(Items listed in a dataset)
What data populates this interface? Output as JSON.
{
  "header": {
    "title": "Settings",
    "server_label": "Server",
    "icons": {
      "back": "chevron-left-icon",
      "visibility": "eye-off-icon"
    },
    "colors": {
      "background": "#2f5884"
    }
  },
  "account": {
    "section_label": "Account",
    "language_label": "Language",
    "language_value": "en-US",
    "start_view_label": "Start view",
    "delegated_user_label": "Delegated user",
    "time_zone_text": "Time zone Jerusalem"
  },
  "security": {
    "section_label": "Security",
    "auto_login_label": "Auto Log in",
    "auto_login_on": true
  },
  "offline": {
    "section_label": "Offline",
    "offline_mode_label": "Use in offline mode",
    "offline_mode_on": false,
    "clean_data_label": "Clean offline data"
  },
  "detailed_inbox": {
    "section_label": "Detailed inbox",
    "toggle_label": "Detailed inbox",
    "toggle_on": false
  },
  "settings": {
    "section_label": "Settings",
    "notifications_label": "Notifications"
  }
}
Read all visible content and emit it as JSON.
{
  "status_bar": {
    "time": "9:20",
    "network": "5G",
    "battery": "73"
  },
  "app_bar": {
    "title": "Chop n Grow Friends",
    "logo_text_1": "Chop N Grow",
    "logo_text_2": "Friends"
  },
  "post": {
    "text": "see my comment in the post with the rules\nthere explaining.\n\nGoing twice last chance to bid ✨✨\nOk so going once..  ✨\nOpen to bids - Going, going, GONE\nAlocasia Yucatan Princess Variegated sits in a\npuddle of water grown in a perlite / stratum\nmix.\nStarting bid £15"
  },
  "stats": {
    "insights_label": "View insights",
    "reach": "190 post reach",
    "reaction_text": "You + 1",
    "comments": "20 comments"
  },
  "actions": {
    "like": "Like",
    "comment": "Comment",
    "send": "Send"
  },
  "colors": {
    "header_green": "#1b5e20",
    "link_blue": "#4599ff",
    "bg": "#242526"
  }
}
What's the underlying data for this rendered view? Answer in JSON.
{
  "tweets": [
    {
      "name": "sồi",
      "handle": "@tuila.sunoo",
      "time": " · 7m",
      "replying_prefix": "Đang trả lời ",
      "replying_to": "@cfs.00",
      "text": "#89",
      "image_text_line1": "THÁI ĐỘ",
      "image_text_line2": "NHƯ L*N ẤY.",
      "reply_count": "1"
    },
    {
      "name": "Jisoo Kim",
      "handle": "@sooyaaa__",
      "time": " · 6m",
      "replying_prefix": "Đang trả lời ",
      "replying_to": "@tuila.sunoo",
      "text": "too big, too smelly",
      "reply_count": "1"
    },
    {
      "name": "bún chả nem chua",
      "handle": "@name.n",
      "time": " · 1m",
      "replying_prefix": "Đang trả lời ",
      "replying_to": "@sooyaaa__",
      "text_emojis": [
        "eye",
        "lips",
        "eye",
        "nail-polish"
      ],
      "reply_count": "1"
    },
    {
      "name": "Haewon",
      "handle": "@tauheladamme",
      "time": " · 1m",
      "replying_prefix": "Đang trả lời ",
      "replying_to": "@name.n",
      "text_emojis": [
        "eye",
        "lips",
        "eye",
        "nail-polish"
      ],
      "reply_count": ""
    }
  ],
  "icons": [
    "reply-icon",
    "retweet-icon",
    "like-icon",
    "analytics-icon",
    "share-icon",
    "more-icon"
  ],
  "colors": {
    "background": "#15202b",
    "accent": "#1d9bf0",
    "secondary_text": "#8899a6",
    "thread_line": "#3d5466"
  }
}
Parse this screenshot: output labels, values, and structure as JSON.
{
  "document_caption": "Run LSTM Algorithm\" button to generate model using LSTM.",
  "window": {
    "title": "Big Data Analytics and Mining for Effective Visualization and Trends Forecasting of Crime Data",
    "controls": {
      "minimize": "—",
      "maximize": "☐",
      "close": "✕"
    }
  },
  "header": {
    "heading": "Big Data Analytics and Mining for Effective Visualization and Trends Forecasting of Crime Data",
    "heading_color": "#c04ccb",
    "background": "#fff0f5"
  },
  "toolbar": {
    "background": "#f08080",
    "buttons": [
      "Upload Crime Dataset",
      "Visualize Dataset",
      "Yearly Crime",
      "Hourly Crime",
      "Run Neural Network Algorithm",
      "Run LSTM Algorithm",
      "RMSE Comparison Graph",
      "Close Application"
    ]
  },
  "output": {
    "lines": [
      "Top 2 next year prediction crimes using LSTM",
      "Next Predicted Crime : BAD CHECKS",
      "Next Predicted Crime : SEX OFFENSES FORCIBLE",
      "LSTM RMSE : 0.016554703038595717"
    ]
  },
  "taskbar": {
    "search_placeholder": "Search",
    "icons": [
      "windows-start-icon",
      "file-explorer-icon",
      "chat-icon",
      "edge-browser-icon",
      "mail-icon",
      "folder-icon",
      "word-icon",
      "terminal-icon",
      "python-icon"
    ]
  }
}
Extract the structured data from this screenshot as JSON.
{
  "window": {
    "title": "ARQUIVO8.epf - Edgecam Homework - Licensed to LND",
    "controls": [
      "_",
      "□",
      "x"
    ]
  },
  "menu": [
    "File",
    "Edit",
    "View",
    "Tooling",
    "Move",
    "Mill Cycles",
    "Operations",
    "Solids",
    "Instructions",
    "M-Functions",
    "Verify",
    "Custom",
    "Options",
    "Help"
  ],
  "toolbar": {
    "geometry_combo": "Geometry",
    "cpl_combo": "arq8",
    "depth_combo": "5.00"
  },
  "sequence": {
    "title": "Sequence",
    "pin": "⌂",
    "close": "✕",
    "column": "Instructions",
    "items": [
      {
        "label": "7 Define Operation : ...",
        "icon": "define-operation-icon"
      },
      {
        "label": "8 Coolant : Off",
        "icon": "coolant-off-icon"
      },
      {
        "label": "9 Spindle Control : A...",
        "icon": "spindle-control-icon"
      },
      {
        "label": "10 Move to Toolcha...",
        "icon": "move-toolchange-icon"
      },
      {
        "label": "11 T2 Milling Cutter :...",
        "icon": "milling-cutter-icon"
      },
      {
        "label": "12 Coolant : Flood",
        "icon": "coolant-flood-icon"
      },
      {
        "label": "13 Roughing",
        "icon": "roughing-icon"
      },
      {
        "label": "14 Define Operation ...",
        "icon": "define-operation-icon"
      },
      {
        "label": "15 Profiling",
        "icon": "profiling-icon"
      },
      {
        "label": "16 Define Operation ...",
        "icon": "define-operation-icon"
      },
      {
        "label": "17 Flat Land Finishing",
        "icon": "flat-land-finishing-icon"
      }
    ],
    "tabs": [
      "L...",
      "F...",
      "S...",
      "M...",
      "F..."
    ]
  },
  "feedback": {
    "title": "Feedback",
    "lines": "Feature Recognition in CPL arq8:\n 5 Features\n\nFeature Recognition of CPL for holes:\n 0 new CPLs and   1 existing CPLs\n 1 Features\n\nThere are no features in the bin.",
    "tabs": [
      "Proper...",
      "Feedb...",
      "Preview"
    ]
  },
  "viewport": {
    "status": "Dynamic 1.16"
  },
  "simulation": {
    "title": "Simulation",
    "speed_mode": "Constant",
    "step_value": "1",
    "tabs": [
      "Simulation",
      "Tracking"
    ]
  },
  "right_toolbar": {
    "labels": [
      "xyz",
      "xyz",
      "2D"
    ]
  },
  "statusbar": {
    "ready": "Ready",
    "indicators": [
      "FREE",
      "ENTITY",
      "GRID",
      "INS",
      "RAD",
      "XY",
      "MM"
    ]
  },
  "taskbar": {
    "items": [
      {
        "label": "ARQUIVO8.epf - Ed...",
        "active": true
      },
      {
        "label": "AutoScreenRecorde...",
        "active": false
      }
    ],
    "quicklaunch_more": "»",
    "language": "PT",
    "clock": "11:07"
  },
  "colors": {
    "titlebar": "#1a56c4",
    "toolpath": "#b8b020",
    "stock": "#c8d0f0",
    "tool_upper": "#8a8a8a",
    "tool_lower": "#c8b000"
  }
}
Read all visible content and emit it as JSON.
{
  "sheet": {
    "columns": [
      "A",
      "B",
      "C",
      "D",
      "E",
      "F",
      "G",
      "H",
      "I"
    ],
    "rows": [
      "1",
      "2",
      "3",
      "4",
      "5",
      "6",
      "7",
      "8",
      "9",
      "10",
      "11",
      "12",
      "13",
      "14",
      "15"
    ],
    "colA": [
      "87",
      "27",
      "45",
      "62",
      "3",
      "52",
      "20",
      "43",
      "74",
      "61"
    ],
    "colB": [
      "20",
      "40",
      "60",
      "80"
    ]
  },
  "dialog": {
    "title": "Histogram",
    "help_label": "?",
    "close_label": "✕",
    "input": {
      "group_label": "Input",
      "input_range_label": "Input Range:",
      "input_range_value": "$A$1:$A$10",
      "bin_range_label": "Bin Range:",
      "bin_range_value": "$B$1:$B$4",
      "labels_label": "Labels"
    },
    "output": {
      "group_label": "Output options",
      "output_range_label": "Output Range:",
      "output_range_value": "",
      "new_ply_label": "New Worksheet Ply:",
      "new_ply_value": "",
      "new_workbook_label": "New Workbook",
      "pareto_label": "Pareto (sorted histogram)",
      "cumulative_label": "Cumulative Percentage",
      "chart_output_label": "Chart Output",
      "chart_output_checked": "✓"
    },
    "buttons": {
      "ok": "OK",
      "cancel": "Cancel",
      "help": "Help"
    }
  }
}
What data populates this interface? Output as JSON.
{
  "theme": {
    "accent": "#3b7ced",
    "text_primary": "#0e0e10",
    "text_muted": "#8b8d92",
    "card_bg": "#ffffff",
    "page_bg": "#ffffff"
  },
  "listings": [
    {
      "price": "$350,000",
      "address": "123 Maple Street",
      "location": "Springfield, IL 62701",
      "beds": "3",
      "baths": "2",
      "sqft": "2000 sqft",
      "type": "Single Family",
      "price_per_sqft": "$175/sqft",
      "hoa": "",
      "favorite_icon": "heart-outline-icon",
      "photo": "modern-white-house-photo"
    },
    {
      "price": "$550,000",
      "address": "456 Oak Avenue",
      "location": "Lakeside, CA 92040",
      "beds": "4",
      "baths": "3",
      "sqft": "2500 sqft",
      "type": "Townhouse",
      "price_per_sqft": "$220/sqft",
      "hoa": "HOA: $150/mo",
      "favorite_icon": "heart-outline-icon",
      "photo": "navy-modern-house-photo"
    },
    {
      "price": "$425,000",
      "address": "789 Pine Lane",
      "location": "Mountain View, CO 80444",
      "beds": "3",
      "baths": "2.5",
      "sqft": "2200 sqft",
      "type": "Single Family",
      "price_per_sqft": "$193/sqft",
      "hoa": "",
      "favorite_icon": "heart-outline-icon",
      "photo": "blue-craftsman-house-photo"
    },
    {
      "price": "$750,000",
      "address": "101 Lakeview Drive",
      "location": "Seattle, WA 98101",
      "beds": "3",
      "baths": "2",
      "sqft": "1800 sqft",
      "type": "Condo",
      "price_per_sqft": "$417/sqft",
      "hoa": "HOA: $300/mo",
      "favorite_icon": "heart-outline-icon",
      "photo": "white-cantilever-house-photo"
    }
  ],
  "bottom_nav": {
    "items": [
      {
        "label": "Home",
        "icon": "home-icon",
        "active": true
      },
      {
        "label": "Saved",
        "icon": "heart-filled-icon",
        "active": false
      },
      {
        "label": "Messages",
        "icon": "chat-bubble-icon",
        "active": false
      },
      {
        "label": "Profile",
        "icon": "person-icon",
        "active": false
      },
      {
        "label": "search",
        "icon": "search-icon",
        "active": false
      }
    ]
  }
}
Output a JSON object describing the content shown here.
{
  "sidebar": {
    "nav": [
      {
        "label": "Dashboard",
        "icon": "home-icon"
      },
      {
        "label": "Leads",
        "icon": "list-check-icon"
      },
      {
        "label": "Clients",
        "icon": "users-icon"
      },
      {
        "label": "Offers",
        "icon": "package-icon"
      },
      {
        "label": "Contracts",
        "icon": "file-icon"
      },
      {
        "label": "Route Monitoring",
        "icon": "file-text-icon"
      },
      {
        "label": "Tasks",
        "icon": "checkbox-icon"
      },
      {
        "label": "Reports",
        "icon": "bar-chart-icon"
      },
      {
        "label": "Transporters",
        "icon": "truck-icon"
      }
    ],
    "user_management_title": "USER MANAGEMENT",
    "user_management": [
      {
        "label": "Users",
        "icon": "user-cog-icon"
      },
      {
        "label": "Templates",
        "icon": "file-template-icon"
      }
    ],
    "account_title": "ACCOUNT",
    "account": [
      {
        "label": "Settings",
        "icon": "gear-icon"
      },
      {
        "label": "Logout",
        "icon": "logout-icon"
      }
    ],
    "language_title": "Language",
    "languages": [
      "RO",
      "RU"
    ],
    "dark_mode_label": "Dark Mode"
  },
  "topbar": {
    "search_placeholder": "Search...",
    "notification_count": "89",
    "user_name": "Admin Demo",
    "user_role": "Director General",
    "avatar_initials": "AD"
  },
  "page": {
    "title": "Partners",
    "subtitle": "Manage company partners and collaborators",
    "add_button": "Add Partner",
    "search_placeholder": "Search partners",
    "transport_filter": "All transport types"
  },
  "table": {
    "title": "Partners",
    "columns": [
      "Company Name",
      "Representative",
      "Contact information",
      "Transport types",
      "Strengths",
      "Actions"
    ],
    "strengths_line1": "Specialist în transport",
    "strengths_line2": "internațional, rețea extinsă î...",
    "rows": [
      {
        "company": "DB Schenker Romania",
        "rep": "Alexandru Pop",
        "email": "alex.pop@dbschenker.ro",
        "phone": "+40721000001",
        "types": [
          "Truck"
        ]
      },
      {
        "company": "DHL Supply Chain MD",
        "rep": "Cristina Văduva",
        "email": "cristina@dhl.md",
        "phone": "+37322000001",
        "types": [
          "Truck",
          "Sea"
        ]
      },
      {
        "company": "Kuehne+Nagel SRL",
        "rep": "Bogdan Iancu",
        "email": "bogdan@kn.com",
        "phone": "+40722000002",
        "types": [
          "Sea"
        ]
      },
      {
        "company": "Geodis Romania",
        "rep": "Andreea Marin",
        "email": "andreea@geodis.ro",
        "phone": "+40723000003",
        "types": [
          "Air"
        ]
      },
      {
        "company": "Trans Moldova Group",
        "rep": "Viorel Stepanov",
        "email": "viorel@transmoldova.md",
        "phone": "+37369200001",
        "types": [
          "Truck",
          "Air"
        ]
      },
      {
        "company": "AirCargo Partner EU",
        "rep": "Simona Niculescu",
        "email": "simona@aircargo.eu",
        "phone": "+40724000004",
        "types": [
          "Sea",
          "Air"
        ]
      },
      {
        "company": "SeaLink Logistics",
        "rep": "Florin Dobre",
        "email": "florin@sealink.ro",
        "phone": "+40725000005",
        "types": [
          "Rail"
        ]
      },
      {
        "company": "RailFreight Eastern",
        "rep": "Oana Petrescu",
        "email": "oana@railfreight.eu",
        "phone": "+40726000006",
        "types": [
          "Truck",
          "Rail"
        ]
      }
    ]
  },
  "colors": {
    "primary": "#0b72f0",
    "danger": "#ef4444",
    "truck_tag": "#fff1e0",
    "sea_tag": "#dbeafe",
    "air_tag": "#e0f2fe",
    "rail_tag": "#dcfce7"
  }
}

*BRIEF*:
Check every line of the data above for the string "Friends", and copy those that have it.

*SOLUTION BELOW*:
    "title": "Chop n Grow Friends",
    "logo_text_2": "Friends"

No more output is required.